>> BEGIN Records shown

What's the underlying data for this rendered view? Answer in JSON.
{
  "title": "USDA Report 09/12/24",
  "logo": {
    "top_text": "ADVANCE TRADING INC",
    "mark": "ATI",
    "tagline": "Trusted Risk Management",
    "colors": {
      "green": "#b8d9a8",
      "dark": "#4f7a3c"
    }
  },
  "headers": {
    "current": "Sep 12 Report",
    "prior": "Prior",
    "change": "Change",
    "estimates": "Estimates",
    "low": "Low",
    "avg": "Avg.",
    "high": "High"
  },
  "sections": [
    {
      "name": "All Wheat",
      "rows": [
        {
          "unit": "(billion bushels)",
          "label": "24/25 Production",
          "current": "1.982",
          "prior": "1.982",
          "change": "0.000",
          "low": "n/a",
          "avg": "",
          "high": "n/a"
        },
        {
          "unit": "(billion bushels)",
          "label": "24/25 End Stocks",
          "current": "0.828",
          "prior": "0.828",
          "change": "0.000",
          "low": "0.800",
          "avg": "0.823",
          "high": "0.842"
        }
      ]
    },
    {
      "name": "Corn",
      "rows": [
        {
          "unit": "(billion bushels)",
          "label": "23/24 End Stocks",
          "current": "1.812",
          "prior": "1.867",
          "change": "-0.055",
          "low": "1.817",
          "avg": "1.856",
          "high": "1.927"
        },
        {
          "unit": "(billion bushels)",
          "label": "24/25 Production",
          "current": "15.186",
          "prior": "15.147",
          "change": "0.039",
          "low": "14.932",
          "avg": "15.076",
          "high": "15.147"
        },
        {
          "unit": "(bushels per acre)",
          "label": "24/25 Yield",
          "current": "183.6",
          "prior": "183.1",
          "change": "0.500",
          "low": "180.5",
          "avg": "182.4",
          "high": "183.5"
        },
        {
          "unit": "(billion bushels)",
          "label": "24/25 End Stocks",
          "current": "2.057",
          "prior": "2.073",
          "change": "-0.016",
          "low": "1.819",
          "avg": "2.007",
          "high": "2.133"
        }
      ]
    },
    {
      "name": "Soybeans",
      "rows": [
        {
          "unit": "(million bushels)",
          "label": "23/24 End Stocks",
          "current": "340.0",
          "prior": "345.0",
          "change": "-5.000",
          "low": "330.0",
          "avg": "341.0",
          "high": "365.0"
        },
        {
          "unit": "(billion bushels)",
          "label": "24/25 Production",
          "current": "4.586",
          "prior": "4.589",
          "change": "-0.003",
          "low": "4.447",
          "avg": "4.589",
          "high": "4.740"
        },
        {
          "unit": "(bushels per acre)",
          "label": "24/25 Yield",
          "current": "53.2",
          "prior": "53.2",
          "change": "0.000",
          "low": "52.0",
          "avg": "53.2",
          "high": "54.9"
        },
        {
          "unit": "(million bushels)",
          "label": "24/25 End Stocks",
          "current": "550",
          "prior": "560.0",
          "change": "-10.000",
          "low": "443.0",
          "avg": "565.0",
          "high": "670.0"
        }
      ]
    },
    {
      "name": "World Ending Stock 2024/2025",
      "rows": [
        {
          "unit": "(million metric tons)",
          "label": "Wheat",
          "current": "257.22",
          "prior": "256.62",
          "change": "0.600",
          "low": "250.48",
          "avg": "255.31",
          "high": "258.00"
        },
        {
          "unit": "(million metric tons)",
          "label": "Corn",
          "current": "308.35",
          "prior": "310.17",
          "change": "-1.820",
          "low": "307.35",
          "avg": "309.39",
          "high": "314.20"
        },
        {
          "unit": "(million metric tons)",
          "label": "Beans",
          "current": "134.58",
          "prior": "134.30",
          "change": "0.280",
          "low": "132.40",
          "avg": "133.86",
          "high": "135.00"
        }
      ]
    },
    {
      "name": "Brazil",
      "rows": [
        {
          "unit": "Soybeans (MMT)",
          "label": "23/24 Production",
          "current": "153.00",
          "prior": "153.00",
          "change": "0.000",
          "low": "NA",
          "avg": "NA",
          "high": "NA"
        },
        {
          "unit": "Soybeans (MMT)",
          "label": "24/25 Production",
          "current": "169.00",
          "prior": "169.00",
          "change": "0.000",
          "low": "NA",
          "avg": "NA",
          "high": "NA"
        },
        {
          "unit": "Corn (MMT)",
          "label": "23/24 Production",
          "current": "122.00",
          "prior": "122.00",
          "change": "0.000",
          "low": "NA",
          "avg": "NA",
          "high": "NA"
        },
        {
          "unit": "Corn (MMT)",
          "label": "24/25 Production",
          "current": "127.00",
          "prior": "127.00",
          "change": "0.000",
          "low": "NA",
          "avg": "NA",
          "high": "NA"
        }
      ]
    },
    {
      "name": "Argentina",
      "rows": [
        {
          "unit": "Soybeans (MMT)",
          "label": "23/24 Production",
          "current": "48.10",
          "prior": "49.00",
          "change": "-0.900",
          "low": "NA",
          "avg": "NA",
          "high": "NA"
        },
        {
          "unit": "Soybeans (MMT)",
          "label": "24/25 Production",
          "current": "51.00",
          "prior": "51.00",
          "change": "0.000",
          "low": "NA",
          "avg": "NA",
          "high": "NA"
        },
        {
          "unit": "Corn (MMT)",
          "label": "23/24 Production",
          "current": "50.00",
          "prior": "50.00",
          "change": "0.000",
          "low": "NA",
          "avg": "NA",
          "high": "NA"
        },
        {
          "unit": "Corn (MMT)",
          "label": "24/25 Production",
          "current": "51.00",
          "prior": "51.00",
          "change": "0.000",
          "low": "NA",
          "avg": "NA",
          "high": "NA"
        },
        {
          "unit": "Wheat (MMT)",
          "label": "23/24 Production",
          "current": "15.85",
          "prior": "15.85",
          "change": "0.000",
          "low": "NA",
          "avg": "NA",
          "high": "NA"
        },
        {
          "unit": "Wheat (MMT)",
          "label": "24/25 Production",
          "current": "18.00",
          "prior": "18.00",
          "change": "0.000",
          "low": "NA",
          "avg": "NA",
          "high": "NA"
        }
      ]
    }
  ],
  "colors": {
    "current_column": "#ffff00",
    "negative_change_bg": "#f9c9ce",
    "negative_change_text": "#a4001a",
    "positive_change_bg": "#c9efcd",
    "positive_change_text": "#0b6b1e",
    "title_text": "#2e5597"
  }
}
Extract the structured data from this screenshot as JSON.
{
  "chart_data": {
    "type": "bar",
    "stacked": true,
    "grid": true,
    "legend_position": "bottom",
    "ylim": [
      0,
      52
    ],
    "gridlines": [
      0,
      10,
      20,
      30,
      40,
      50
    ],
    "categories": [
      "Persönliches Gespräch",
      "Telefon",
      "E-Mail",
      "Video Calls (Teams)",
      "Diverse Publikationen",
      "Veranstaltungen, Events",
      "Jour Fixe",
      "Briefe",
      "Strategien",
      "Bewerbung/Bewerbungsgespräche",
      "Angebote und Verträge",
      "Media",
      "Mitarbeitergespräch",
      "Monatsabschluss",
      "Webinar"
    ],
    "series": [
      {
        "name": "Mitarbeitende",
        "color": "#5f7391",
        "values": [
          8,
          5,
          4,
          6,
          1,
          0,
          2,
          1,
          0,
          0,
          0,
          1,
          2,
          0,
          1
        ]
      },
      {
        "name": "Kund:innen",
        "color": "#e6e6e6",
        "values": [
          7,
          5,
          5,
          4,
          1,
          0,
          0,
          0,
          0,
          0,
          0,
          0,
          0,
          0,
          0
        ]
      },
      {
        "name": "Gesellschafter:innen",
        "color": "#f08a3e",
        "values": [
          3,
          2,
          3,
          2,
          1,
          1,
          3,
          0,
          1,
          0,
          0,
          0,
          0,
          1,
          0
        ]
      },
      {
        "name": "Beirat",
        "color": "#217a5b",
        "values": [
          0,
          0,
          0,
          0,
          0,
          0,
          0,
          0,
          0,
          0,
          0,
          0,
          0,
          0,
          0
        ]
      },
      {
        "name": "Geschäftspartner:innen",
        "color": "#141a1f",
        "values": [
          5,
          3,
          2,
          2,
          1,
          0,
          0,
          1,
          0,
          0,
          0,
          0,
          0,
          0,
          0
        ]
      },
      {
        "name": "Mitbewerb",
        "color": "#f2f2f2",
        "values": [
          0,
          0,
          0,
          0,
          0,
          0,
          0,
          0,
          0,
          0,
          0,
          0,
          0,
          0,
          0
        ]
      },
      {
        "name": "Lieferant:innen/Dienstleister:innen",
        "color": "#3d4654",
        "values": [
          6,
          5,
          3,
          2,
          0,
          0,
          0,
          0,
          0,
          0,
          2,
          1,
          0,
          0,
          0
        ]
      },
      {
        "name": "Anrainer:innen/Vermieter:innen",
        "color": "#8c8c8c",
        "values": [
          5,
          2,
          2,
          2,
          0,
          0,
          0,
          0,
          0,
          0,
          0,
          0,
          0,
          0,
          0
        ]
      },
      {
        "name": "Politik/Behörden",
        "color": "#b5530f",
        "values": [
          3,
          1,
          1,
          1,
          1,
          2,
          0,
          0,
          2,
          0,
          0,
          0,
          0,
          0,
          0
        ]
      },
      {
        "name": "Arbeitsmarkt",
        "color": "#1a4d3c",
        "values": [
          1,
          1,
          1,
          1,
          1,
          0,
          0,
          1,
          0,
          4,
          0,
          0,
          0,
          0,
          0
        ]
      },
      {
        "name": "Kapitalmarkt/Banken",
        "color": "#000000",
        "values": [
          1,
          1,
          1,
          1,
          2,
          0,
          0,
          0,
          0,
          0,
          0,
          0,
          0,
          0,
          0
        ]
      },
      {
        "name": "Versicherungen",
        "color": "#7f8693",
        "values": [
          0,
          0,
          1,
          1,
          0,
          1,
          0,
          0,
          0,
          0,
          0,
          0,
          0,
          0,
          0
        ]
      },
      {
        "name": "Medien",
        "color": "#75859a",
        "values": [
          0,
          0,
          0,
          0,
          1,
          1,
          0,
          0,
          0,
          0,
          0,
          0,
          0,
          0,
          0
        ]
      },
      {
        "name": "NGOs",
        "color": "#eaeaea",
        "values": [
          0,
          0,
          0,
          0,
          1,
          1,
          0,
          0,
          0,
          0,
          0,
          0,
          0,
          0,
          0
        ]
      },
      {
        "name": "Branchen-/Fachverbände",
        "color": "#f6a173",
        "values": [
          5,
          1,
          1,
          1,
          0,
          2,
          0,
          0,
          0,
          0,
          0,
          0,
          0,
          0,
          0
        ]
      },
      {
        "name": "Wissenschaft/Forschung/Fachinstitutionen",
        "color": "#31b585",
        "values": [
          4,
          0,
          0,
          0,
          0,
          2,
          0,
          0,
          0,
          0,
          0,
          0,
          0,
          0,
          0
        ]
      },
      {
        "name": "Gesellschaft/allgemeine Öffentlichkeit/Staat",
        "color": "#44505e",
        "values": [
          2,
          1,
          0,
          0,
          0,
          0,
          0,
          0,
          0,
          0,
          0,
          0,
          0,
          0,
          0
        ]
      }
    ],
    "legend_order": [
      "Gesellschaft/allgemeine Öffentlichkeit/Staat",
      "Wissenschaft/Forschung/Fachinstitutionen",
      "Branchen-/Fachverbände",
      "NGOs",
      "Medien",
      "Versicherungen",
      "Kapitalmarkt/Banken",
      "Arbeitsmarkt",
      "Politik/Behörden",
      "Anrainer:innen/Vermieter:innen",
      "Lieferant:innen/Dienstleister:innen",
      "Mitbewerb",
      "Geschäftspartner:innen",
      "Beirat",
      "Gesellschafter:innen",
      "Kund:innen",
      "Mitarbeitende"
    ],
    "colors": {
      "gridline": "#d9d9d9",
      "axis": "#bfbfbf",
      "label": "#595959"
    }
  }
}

>> END Records shown

#### Request
Pick out lines containing the word "Staat", each one as written.

#### Output for this exercise
        "name": "Gesellschaft/allgemeine Öffentlichkeit/Staat",
      "Gesellschaft/allgemeine Öffentlichkeit/Staat",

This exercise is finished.